Data listing
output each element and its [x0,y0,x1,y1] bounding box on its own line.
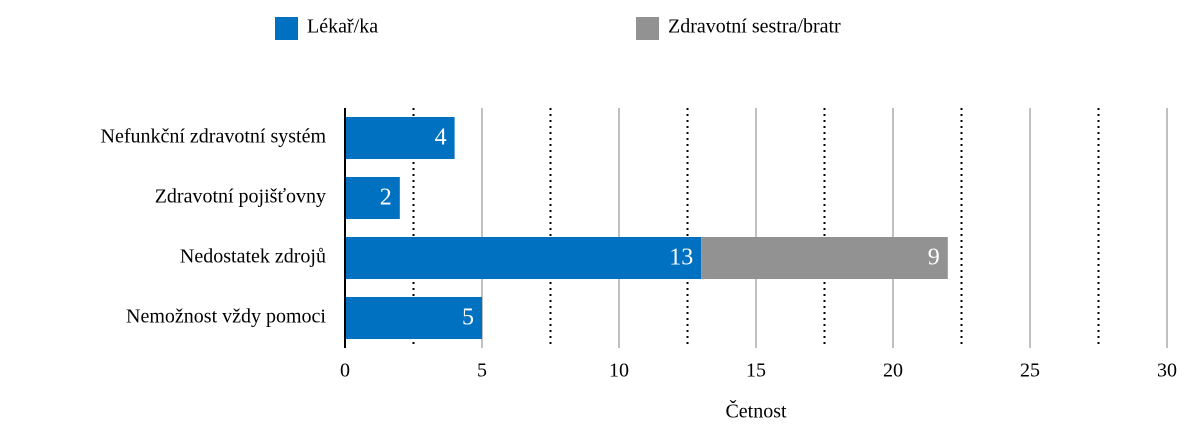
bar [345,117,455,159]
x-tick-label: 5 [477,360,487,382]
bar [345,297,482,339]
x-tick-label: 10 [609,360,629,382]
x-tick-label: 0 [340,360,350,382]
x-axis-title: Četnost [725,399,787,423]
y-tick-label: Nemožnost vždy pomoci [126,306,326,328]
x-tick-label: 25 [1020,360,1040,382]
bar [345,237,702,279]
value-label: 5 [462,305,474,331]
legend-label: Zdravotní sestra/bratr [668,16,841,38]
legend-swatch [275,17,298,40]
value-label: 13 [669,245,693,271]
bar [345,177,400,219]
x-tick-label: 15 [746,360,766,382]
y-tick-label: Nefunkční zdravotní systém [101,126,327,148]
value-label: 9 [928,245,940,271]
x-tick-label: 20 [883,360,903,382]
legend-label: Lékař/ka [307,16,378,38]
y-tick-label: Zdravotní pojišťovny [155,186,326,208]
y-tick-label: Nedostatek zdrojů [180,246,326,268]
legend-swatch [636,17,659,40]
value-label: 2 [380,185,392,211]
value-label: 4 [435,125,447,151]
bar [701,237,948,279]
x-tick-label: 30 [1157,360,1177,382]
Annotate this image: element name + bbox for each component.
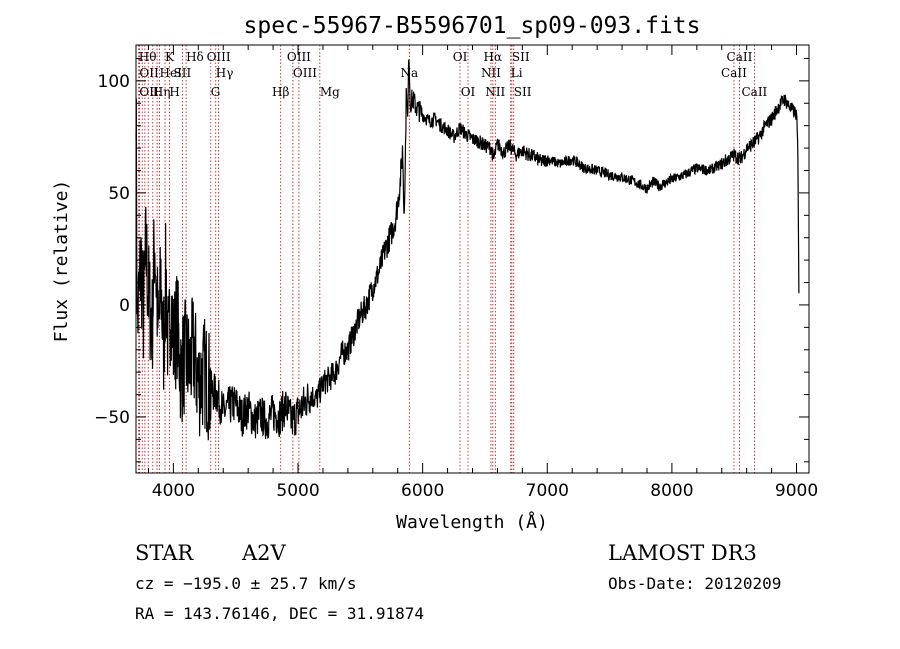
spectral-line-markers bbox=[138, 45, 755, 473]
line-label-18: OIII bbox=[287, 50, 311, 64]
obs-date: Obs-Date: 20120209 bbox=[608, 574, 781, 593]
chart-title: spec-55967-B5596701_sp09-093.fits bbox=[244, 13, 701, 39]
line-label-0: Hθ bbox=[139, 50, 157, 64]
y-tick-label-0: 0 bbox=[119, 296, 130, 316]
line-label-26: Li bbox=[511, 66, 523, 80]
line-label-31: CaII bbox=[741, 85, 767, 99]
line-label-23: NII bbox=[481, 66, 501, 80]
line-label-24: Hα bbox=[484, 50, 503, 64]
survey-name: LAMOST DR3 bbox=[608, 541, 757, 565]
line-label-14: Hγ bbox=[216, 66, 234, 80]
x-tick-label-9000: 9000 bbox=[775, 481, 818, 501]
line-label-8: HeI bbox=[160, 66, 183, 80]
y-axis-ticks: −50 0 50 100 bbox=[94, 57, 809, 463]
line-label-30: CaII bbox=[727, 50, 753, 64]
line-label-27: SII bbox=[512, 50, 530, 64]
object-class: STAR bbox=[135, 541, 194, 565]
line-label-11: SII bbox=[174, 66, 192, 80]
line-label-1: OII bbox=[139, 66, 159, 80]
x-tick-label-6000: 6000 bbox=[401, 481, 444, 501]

(PROBLEM DETAILS) Extract every line from the one containing "bar [345,117,455,159]" down to the one containing "x-tick-label: 15 [746,360,766,382]", both included, and reproduce them without changes.

(WRITTEN RESPONSE)
bar [345,117,455,159]
x-tick-label: 5 [477,360,487,382]
bar [345,297,482,339]
x-tick-label: 10 [609,360,629,382]
x-tick-label: 0 [340,360,350,382]
x-axis-title: Četnost [725,399,787,423]
y-tick-label: Nemožnost vždy pomoci [126,306,326,328]
x-tick-label: 25 [1020,360,1040,382]
bar [345,237,702,279]
value-label: 5 [462,305,474,331]
legend-label: Zdravotní sestra/bratr [668,16,841,38]
legend-swatch [275,17,298,40]
value-label: 13 [669,245,693,271]
bar [345,177,400,219]
x-tick-label: 15 [746,360,766,382]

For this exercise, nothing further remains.